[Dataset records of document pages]
━━━━━━━━━━

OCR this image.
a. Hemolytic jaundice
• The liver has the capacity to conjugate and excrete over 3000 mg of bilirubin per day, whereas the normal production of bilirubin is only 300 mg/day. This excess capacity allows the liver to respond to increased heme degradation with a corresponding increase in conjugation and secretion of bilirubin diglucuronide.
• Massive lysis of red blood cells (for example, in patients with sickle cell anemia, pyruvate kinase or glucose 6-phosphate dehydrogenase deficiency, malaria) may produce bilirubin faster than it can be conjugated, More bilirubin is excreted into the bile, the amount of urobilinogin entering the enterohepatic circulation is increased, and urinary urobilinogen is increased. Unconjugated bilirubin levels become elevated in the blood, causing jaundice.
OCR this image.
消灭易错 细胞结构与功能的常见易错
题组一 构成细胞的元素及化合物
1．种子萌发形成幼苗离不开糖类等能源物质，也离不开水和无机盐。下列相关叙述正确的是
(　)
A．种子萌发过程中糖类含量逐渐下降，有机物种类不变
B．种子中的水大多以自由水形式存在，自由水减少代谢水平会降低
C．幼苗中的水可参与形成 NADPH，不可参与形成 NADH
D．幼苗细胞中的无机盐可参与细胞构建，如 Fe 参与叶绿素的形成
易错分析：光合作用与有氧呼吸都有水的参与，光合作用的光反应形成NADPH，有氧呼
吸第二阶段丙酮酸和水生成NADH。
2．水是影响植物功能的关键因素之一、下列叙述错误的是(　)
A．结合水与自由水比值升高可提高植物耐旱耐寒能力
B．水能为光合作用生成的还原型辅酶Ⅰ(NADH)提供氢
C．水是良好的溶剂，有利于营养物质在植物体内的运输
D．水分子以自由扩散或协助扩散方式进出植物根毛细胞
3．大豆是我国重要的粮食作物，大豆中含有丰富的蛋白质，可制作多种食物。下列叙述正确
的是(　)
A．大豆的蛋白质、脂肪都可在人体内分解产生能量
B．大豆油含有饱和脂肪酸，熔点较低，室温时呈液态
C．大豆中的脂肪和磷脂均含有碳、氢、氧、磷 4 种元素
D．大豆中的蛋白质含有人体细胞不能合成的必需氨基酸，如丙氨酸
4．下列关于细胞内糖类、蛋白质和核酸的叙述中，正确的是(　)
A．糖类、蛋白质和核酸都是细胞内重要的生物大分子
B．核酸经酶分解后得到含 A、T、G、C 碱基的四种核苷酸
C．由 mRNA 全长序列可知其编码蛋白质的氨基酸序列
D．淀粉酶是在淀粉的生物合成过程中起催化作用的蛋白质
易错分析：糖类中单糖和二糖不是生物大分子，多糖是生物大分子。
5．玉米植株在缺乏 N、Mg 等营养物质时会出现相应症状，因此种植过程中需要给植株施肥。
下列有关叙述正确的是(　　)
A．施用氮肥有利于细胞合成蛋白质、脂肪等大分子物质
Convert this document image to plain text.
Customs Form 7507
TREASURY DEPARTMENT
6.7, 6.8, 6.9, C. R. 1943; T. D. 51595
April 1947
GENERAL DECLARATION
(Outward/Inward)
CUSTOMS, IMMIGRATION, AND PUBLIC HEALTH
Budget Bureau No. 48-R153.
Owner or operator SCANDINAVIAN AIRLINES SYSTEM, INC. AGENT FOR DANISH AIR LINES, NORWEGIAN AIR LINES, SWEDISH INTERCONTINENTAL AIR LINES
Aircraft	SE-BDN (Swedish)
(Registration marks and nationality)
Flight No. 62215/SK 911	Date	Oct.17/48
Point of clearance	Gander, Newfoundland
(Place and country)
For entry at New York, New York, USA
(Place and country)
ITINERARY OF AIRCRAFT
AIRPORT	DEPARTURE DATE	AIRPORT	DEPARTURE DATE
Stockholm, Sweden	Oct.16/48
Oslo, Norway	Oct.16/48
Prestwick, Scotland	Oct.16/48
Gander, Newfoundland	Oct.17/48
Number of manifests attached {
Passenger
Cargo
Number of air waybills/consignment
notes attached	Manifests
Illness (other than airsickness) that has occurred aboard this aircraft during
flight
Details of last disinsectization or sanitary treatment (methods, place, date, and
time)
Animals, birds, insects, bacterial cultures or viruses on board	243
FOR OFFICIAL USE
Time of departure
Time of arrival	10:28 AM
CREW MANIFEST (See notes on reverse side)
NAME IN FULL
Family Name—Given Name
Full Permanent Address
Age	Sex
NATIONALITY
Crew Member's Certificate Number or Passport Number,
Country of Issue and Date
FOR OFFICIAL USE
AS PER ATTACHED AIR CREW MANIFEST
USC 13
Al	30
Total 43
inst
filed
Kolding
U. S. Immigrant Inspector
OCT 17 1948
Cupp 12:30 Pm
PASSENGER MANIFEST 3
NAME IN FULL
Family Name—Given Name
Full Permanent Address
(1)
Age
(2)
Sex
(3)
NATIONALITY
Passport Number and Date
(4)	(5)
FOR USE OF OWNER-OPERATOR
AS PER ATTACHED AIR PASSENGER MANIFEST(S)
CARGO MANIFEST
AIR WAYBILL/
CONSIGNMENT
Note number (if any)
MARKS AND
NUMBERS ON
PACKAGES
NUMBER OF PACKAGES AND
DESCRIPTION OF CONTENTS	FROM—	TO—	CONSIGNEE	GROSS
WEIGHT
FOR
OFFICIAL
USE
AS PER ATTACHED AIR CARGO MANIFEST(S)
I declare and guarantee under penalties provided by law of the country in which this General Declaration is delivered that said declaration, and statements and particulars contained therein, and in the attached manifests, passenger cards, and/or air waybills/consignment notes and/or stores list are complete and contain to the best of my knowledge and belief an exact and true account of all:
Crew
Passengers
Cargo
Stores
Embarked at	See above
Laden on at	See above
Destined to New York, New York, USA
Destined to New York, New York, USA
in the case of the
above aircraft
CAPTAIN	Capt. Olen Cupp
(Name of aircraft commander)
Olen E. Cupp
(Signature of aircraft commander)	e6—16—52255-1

━━━━━━━━━━

Task details> Repeat the entries shown above, every one, word for word.

Response to this exercise>
OCR this image.
a. Hemolytic jaundice
• The liver has the capacity to conjugate and excrete over 3000 mg of bilirubin per day, whereas the normal production of bilirubin is only 300 mg/day. This excess capacity allows the liver to respond to increased heme degradation with a corresponding increase in conjugation and secretion of bilirubin diglucuronide.
• Massive lysis of red blood cells (for example, in patients with sickle cell anemia, pyruvate kinase or glucose 6-phosphate dehydrogenase deficiency, malaria) may produce bilirubin faster than it can be conjugated, More bilirubin is excreted into the bile, the amount of urobilinogin entering the enterohepatic circulation is increased, and urinary urobilinogen is increased. Unconjugated bilirubin levels become elevated in the blood, causing jaundice.
OCR this image.
消灭易错 细胞结构与功能的常见易错
题组一 构成细胞的元素及化合物
1．种子萌发形成幼苗离不开糖类等能源物质，也离不开水和无机盐。下列相关叙述正确的是
(　)
A．种子萌发过程中糖类含量逐渐下降，有机物种类不变
B．种子中的水大多以自由水形式存在，自由水减少代谢水平会降低
C．幼苗中的水可参与形成 NADPH，不可参与形成 NADH
D．幼苗细胞中的无机盐可参与细胞构建，如 Fe 参与叶绿素的形成
易错分析：光合作用与有氧呼吸都有水的参与，光合作用的光反应形成NADPH，有氧呼
吸第二阶段丙酮酸和水生成NADH。
2．水是影响植物功能的关键因素之一、下列叙述错误的是(　)
A．结合水与自由水比值升高可提高植物耐旱耐寒能力
B．水能为光合作用生成的还原型辅酶Ⅰ(NADH)提供氢
C．水是良好的溶剂，有利于营养物质在植物体内的运输
D．水分子以自由扩散或协助扩散方式进出植物根毛细胞
3．大豆是我国重要的粮食作物，大豆中含有丰富的蛋白质，可制作多种食物。下列叙述正确
的是(　)
A．大豆的蛋白质、脂肪都可在人体内分解产生能量
B．大豆油含有饱和脂肪酸，熔点较低，室温时呈液态
C．大豆中的脂肪和磷脂均含有碳、氢、氧、磷 4 种元素
D．大豆中的蛋白质含有人体细胞不能合成的必需氨基酸，如丙氨酸
4．下列关于细胞内糖类、蛋白质和核酸的叙述中，正确的是(　)
A．糖类、蛋白质和核酸都是细胞内重要的生物大分子
B．核酸经酶分解后得到含 A、T、G、C 碱基的四种核苷酸
C．由 mRNA 全长序列可知其编码蛋白质的氨基酸序列
D．淀粉酶是在淀粉的生物合成过程中起催化作用的蛋白质
易错分析：糖类中单糖和二糖不是生物大分子，多糖是生物大分子。
5．玉米植株在缺乏 N、Mg 等营养物质时会出现相应症状，因此种植过程中需要给植株施肥。
下列有关叙述正确的是(　　)
A．施用氮肥有利于细胞合成蛋白质、脂肪等大分子物质
Convert this document image to plain text.
Customs Form 7507
TREASURY DEPARTMENT
6.7, 6.8, 6.9, C. R. 1943; T. D. 51595
April 1947
GENERAL DECLARATION
(Outward/Inward)
CUSTOMS, IMMIGRATION, AND PUBLIC HEALTH
Budget Bureau No. 48-R153.
Owner or operator SCANDINAVIAN AIRLINES SYSTEM, INC. AGENT FOR DANISH AIR LINES, NORWEGIAN AIR LINES, SWEDISH INTERCONTINENTAL AIR LINES
Aircraft	SE-BDN (Swedish)
(Registration marks and nationality)
Flight No. 62215/SK 911	Date	Oct.17/48
Point of clearance	Gander, Newfoundland
(Place and country)
For entry at New York, New York, USA
(Place and country)
ITINERARY OF AIRCRAFT
AIRPORT	DEPARTURE DATE	AIRPORT	DEPARTURE DATE
Stockholm, Sweden	Oct.16/48
Oslo, Norway	Oct.16/48
Prestwick, Scotland	Oct.16/48
Gander, Newfoundland	Oct.17/48
Number of manifests attached {
Passenger
Cargo
Number of air waybills/consignment
notes attached	Manifests
Illness (other than airsickness) that has occurred aboard this aircraft during
flight
Details of last disinsectization or sanitary treatment (methods, place, date, and
time)
Animals, birds, insects, bacterial cultures or viruses on board	243
FOR OFFICIAL USE
Time of departure
Time of arrival	10:28 AM
CREW MANIFEST (See notes on reverse side)
NAME IN FULL
Family Name—Given Name
Full Permanent Address
Age	Sex
NATIONALITY
Crew Member's Certificate Number or Passport Number,
Country of Issue and Date
FOR OFFICIAL USE
AS PER ATTACHED AIR CREW MANIFEST
USC 13
Al	30
Total 43
inst
filed
Kolding
U. S. Immigrant Inspector
OCT 17 1948
Cupp 12:30 Pm
PASSENGER MANIFEST 3
NAME IN FULL
Family Name—Given Name
Full Permanent Address
(1)
Age
(2)
Sex
(3)
NATIONALITY
Passport Number and Date
(4)	(5)
FOR USE OF OWNER-OPERATOR
AS PER ATTACHED AIR PASSENGER MANIFEST(S)
CARGO MANIFEST
AIR WAYBILL/
CONSIGNMENT
Note number (if any)
MARKS AND
NUMBERS ON
PACKAGES
NUMBER OF PACKAGES AND
DESCRIPTION OF CONTENTS	FROM—	TO—	CONSIGNEE	GROSS
WEIGHT
FOR
OFFICIAL
USE
AS PER ATTACHED AIR CARGO MANIFEST(S)
I declare and guarantee under penalties provided by law of the country in which this General Declaration is delivered that said declaration, and statements and particulars contained therein, and in the attached manifests, passenger cards, and/or air waybills/consignment notes and/or stores list are complete and contain to the best of my knowledge and belief an exact and true account of all:
Crew
Passengers
Cargo
Stores
Embarked at	See above
Laden on at	See above
Destined to New York, New York, USA
Destined to New York, New York, USA
in the case of the
above aircraft
CAPTAIN	Capt. Olen Cupp
(Name of aircraft commander)
Olen E. Cupp
(Signature of aircraft commander)	e6—16—52255-1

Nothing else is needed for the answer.